DATA PROVIDED:
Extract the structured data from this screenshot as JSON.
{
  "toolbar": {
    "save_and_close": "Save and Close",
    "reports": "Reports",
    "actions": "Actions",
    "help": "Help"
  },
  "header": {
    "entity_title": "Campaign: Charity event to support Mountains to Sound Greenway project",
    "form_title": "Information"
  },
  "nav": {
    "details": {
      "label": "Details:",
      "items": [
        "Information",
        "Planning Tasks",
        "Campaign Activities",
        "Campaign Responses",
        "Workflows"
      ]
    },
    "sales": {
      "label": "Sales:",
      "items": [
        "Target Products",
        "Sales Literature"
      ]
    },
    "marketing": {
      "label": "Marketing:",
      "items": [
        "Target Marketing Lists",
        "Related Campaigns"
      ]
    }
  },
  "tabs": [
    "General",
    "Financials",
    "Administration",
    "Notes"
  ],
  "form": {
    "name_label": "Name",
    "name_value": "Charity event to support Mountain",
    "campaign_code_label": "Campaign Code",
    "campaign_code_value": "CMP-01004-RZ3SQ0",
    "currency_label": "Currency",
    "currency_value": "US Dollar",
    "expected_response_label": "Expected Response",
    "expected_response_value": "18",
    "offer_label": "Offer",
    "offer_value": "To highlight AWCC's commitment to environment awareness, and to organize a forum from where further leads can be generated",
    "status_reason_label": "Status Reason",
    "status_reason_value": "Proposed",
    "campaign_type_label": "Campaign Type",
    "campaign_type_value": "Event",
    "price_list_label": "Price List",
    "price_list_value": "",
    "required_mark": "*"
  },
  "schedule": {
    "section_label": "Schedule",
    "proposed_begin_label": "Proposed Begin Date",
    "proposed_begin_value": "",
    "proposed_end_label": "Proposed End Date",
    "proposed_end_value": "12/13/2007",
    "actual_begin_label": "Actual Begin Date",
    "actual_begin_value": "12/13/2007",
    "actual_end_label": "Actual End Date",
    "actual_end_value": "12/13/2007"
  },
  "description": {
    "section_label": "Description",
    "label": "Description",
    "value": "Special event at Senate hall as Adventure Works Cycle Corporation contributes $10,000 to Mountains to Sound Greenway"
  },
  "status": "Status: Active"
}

TO DO:
Search the material above for "Sound". Pull out each line where it shows up.

FULL OUTPUT:
    "entity_title": "Campaign: Charity event to support Mountains to Sound Greenway project",
    "value": "Special event at Senate hall as Adventure Works Cycle Corporation contributes $10,000 to Mountains to Sound Greenway"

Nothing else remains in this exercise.